Work to be completed:
Work out how many lines have "title" in them. Give only that number.

Start Dataset records

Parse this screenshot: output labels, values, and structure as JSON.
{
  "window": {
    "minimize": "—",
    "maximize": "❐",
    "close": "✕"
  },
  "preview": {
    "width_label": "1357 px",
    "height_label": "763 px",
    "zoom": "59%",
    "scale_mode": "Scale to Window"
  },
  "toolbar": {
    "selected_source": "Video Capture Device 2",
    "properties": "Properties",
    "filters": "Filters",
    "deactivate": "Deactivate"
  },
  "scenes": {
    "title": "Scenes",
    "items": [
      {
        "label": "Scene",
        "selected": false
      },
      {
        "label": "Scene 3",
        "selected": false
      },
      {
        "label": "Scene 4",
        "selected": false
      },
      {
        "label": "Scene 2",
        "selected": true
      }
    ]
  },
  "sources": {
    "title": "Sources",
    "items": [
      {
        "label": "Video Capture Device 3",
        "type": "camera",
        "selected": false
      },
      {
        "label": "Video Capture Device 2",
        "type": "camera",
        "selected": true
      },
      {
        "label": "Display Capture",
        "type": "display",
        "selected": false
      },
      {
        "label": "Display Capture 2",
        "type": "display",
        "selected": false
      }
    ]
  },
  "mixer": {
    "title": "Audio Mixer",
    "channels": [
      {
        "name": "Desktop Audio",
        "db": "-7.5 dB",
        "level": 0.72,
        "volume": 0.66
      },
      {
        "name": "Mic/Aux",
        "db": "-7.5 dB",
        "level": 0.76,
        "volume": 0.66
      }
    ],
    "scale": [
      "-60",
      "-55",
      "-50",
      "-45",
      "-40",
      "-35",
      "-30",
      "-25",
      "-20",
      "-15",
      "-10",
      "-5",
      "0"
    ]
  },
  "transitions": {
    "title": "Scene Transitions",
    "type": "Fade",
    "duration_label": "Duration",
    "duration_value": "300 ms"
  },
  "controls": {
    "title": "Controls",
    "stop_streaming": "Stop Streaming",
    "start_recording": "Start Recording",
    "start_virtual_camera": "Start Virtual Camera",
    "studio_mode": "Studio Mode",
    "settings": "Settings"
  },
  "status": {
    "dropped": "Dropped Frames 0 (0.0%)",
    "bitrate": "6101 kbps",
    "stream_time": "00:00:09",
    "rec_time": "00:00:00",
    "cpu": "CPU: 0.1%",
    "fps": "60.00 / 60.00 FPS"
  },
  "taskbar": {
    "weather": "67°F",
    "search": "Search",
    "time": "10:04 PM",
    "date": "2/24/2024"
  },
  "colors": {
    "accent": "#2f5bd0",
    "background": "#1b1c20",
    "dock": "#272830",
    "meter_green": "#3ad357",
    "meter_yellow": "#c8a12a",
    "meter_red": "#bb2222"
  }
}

End Dataset records

Task output:
5